***** SUPPLIED ENTRIES

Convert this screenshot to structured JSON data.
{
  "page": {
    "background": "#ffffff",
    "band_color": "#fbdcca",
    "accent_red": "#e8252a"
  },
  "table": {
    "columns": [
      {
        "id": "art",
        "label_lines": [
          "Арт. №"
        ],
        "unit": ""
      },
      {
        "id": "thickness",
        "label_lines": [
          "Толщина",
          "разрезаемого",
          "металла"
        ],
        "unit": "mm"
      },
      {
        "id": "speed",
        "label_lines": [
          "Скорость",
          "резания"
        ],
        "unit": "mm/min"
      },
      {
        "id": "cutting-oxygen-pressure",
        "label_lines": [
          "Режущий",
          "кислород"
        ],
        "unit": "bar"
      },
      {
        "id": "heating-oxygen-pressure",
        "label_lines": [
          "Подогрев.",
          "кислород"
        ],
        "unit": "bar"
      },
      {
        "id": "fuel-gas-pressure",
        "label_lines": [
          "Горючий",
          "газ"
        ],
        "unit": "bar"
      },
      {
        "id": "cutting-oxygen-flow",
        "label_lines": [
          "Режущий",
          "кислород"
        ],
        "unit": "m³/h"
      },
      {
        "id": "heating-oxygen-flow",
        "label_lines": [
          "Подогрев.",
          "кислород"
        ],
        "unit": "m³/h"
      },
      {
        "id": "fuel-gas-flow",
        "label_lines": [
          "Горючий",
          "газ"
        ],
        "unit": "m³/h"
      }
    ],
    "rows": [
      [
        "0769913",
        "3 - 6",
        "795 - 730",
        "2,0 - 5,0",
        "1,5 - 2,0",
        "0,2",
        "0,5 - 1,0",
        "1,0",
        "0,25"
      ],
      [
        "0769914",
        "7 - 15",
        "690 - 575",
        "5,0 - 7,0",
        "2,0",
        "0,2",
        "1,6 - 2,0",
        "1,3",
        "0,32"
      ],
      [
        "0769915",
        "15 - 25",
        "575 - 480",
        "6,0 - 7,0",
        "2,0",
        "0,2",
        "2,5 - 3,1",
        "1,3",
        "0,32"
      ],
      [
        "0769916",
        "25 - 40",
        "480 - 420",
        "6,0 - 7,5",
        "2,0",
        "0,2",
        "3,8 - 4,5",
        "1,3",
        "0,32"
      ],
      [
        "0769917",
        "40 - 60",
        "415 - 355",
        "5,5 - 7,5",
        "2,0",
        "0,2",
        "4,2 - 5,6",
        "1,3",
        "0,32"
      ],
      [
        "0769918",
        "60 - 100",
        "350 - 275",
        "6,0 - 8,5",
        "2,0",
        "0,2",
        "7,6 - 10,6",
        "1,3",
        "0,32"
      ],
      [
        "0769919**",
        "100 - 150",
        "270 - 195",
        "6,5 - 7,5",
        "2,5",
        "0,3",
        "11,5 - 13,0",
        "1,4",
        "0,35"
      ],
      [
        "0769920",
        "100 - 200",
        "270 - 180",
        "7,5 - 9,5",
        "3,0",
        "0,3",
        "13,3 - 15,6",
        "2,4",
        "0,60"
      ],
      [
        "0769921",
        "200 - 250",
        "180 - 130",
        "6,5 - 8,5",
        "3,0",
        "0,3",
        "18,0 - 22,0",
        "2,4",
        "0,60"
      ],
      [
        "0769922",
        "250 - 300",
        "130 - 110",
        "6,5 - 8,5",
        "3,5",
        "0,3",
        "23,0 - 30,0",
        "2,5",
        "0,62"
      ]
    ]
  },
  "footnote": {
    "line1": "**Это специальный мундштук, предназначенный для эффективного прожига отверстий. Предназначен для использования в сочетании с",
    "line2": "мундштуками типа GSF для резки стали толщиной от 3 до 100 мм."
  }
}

**********

▶ YOUR TASK
Work out how many lines of the listing above include "cutting". Answer with the number and nothing more.

▶ REPLY TO THE EXERCISE
2